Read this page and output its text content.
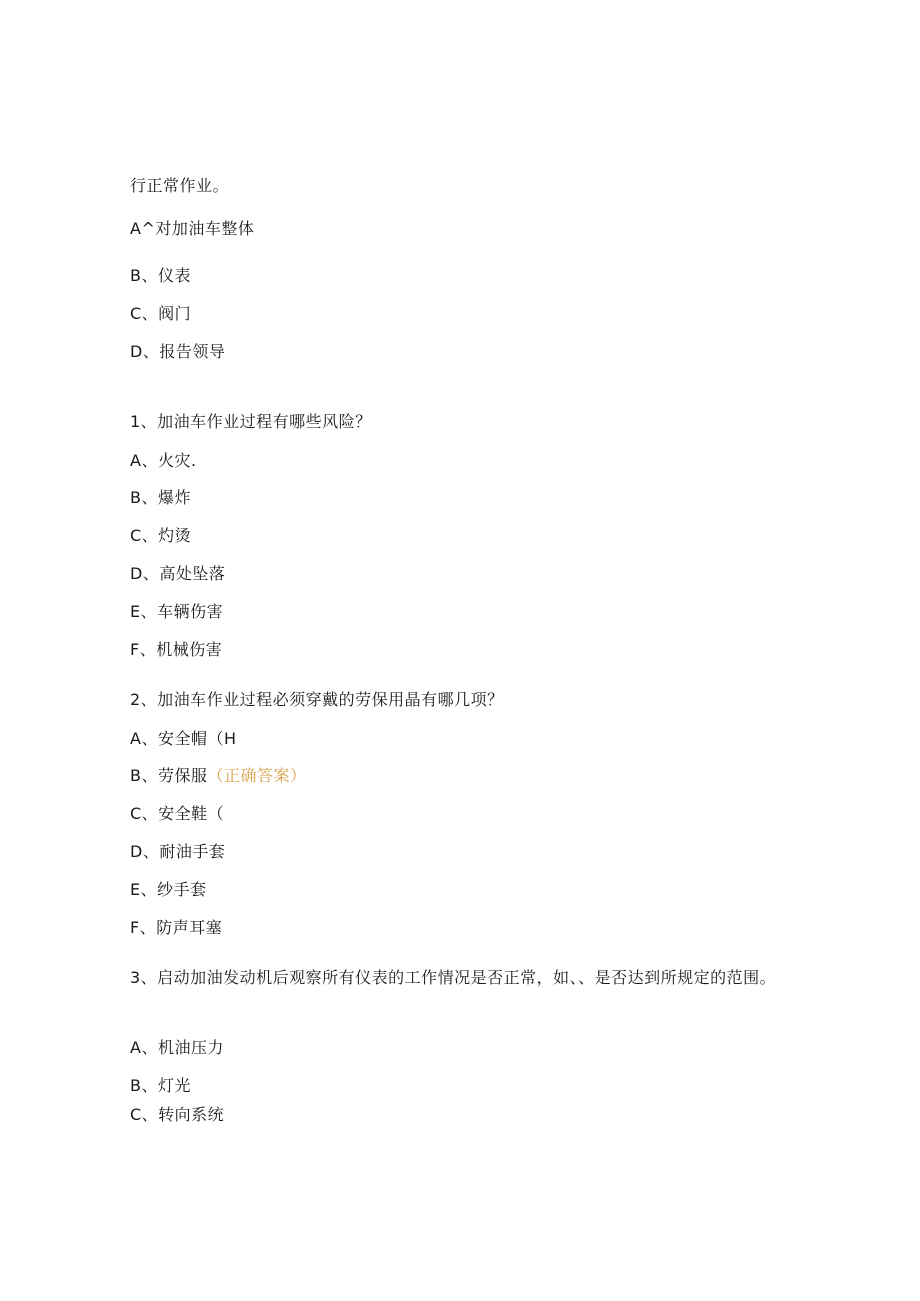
行正常作业。
A^对加油车整体
B、仪表
C、阀门
D、报告领导
1、加油车作业过程有哪些风险？
A、火灾.
B、爆炸
C、灼烫
D、高处坠落
E、车辆伤害
F、机械伤害
2、加油车作业过程必须穿戴的劳保用晶有哪几项？
A、安全帽（H
B、劳保服（正确答案）
C、安全鞋（
D、耐油手套
E、纱手套
F、防声耳塞
3、启动加油发动机后观察所有仪表的工作情况是否正常，如、、是否达到所规定的范围。
A、机油压力
B、灯光
C、转向系统
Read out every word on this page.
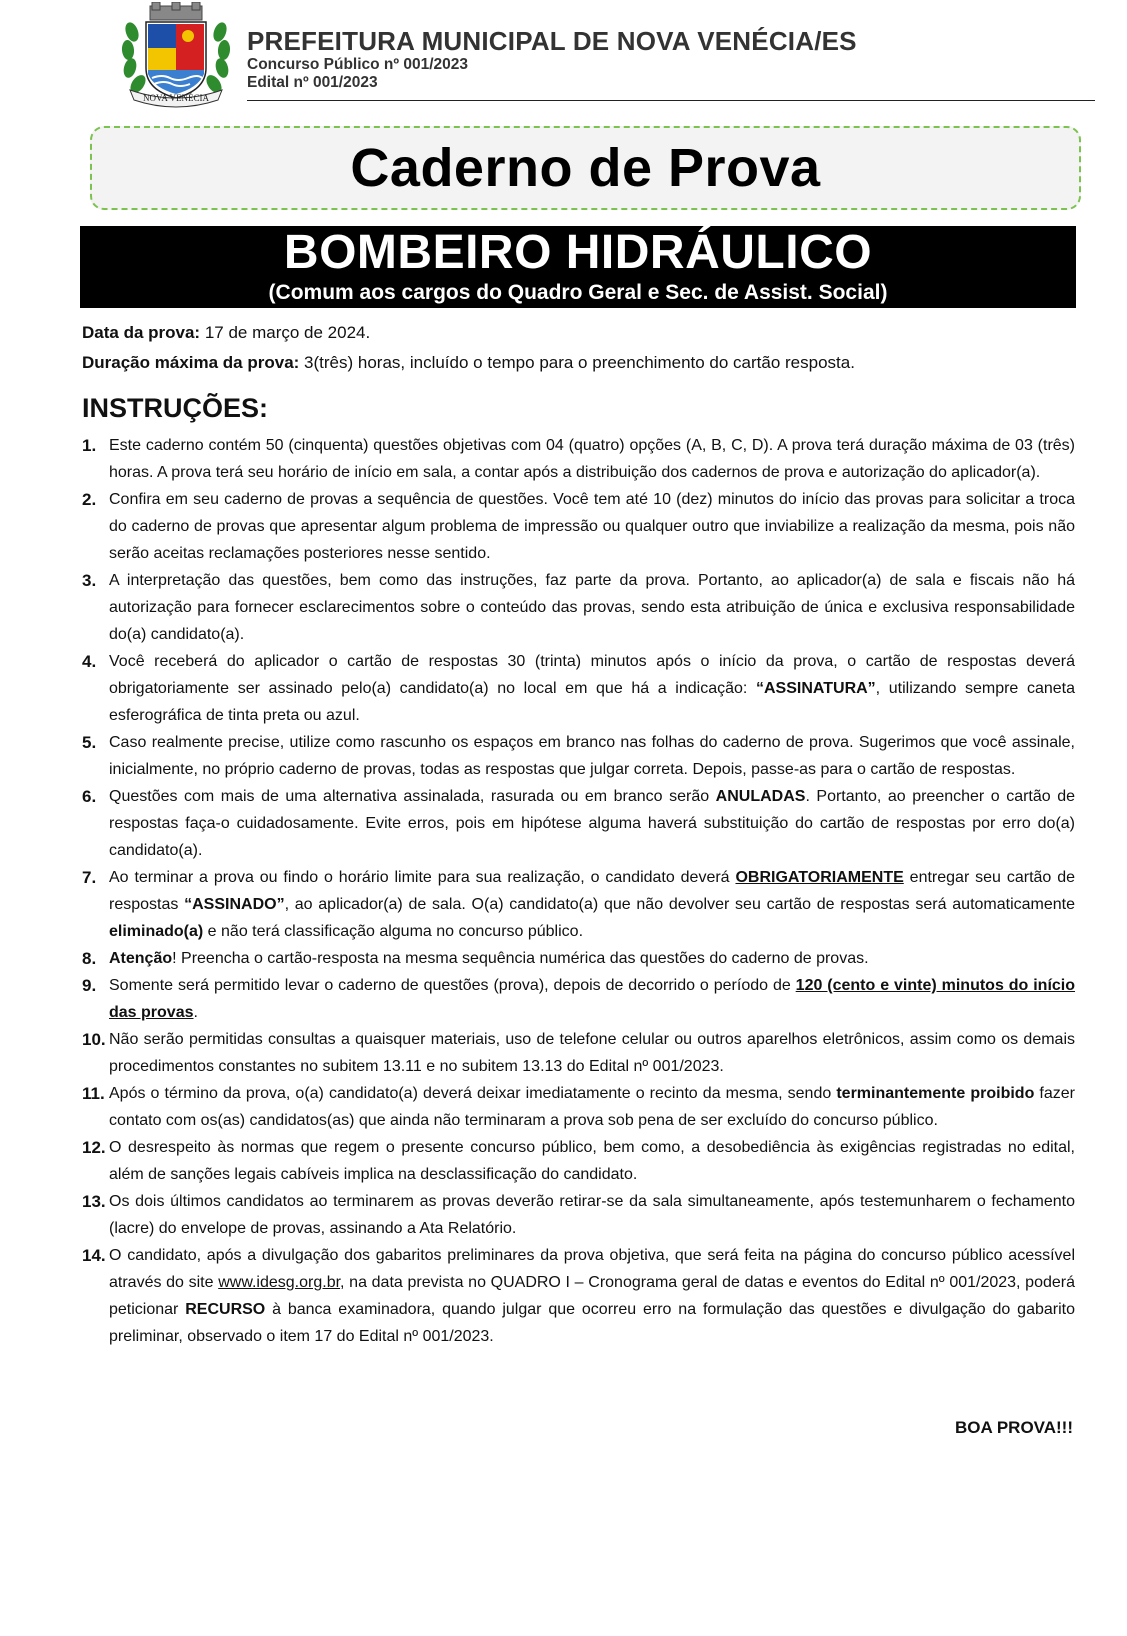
NOVA VENÉCIA
PREFEITURA MUNICIPAL DE NOVA VENÉCIA/ES
Concurso Público nº 001/2023
Edital nº 001/2023
Caderno de Prova
BOMBEIRO HIDRÁULICO
(Comum aos cargos do Quadro Geral e Sec. de Assist. Social)
Data da prova: 17 de março de 2024.
Duração máxima da prova: 3(três) horas, incluído o tempo para o preenchimento do cartão resposta.
INSTRUÇÕES:
1. Este caderno contém 50 (cinquenta) questões objetivas com 04 (quatro) opções (A, B, C, D). A prova terá duração máxima de 03 (três) horas. A prova terá seu horário de início em sala, a contar após a distribuição dos cadernos de prova e autorização do aplicador(a).
2. Confira em seu caderno de provas a sequência de questões. Você tem até 10 (dez) minutos do início das provas para solicitar a troca do caderno de provas que apresentar algum problema de impressão ou qualquer outro que inviabilize a realização da mesma, pois não serão aceitas reclamações posteriores nesse sentido.
3. A interpretação das questões, bem como das instruções, faz parte da prova. Portanto, ao aplicador(a) de sala e fiscais não há autorização para fornecer esclarecimentos sobre o conteúdo das provas, sendo esta atribuição de única e exclusiva responsabilidade do(a) candidato(a).
4. Você receberá do aplicador o cartão de respostas 30 (trinta) minutos após o início da prova, o cartão de respostas deverá obrigatoriamente ser assinado pelo(a) candidato(a) no local em que há a indicação: “ASSINATURA”, utilizando sempre caneta esferográfica de tinta preta ou azul.
5. Caso realmente precise, utilize como rascunho os espaços em branco nas folhas do caderno de prova. Sugerimos que você assinale, inicialmente, no próprio caderno de provas, todas as respostas que julgar correta. Depois, passe-as para o cartão de respostas.
6. Questões com mais de uma alternativa assinalada, rasurada ou em branco serão ANULADAS. Portanto, ao preencher o cartão de respostas faça-o cuidadosamente. Evite erros, pois em hipótese alguma haverá substituição do cartão de respostas por erro do(a) candidato(a).
7. Ao terminar a prova ou findo o horário limite para sua realização, o candidato deverá OBRIGATORIAMENTE entregar seu cartão de respostas “ASSINADO”, ao aplicador(a) de sala. O(a) candidato(a) que não devolver seu cartão de respostas será automaticamente eliminado(a) e não terá classificação alguma no concurso público.
8. Atenção! Preencha o cartão-resposta na mesma sequência numérica das questões do caderno de provas.
9. Somente será permitido levar o caderno de questões (prova), depois de decorrido o período de 120 (cento e vinte) minutos do início das provas.
10. Não serão permitidas consultas a quaisquer materiais, uso de telefone celular ou outros aparelhos eletrônicos, assim como os demais procedimentos constantes no subitem 13.11 e no subitem 13.13 do Edital nº 001/2023.
11. Após o término da prova, o(a) candidato(a) deverá deixar imediatamente o recinto da mesma, sendo terminantemente proibido fazer contato com os(as) candidatos(as) que ainda não terminaram a prova sob pena de ser excluído do concurso público.
12. O desrespeito às normas que regem o presente concurso público, bem como, a desobediência às exigências registradas no edital, além de sanções legais cabíveis implica na desclassificação do candidato.
13. Os dois últimos candidatos ao terminarem as provas deverão retirar-se da sala simultaneamente, após testemunharem o fechamento (lacre) do envelope de provas, assinando a Ata Relatório.
14. O candidato, após a divulgação dos gabaritos preliminares da prova objetiva, que será feita na página do concurso público acessível através do site www.idesg.org.br, na data prevista no QUADRO I – Cronograma geral de datas e eventos do Edital nº 001/2023, poderá peticionar RECURSO à banca examinadora, quando julgar que ocorreu erro na formulação das questões e divulgação do gabarito preliminar, observado o item 17 do Edital nº 001/2023.
BOA PROVA!!!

### TO DO:
Using the data above, write out every line exactly, leaving the images behind.

### CORRECT ANSWER:
Read this page and output its text content.
行正常作业。
A^对加油车整体
B、仪表
C、阀门
D、报告领导
1、加油车作业过程有哪些风险？
A、火灾.
B、爆炸
C、灼烫
D、高处坠落
E、车辆伤害
F、机械伤害
2、加油车作业过程必须穿戴的劳保用晶有哪几项？
A、安全帽（H
B、劳保服（正确答案）
C、安全鞋（
D、耐油手套
E、纱手套
F、防声耳塞
3、启动加油发动机后观察所有仪表的工作情况是否正常，如、、是否达到所规定的范围。
A、机油压力
B、灯光
C、转向系统
Read out every word on this page.
NOVA VENÉCIA
PREFEITURA MUNICIPAL DE NOVA VENÉCIA/ES
Concurso Público nº 001/2023
Edital nº 001/2023
Caderno de Prova
BOMBEIRO HIDRÁULICO
(Comum aos cargos do Quadro Geral e Sec. de Assist. Social)
Data da prova: 17 de março de 2024.
Duração máxima da prova: 3(três) horas, incluído o tempo para o preenchimento do cartão resposta.
INSTRUÇÕES:
1. Este caderno contém 50 (cinquenta) questões objetivas com 04 (quatro) opções (A, B, C, D). A prova terá duração máxima de 03 (três) horas. A prova terá seu horário de início em sala, a contar após a distribuição dos cadernos de prova e autorização do aplicador(a).
2. Confira em seu caderno de provas a sequência de questões. Você tem até 10 (dez) minutos do início das provas para solicitar a troca do caderno de provas que apresentar algum problema de impressão ou qualquer outro que inviabilize a realização da mesma, pois não serão aceitas reclamações posteriores nesse sentido.
3. A interpretação das questões, bem como das instruções, faz parte da prova. Portanto, ao aplicador(a) de sala e fiscais não há autorização para fornecer esclarecimentos sobre o conteúdo das provas, sendo esta atribuição de única e exclusiva responsabilidade do(a) candidato(a).
4. Você receberá do aplicador o cartão de respostas 30 (trinta) minutos após o início da prova, o cartão de respostas deverá obrigatoriamente ser assinado pelo(a) candidato(a) no local em que há a indicação: “ASSINATURA”, utilizando sempre caneta esferográfica de tinta preta ou azul.
5. Caso realmente precise, utilize como rascunho os espaços em branco nas folhas do caderno de prova. Sugerimos que você assinale, inicialmente, no próprio caderno de provas, todas as respostas que julgar correta. Depois, passe-as para o cartão de respostas.
6. Questões com mais de uma alternativa assinalada, rasurada ou em branco serão ANULADAS. Portanto, ao preencher o cartão de respostas faça-o cuidadosamente. Evite erros, pois em hipótese alguma haverá substituição do cartão de respostas por erro do(a) candidato(a).
7. Ao terminar a prova ou findo o horário limite para sua realização, o candidato deverá OBRIGATORIAMENTE entregar seu cartão de respostas “ASSINADO”, ao aplicador(a) de sala. O(a) candidato(a) que não devolver seu cartão de respostas será automaticamente eliminado(a) e não terá classificação alguma no concurso público.
8. Atenção! Preencha o cartão-resposta na mesma sequência numérica das questões do caderno de provas.
9. Somente será permitido levar o caderno de questões (prova), depois de decorrido o período de 120 (cento e vinte) minutos do início das provas.
10. Não serão permitidas consultas a quaisquer materiais, uso de telefone celular ou outros aparelhos eletrônicos, assim como os demais procedimentos constantes no subitem 13.11 e no subitem 13.13 do Edital nº 001/2023.
11. Após o término da prova, o(a) candidato(a) deverá deixar imediatamente o recinto da mesma, sendo terminantemente proibido fazer contato com os(as) candidatos(as) que ainda não terminaram a prova sob pena de ser excluído do concurso público.
12. O desrespeito às normas que regem o presente concurso público, bem como, a desobediência às exigências registradas no edital, além de sanções legais cabíveis implica na desclassificação do candidato.
13. Os dois últimos candidatos ao terminarem as provas deverão retirar-se da sala simultaneamente, após testemunharem o fechamento (lacre) do envelope de provas, assinando a Ata Relatório.
14. O candidato, após a divulgação dos gabaritos preliminares da prova objetiva, que será feita na página do concurso público acessível através do site www.idesg.org.br, na data prevista no QUADRO I – Cronograma geral de datas e eventos do Edital nº 001/2023, poderá peticionar RECURSO à banca examinadora, quando julgar que ocorreu erro na formulação das questões e divulgação do gabarito preliminar, observado o item 17 do Edital nº 001/2023.
BOA PROVA!!!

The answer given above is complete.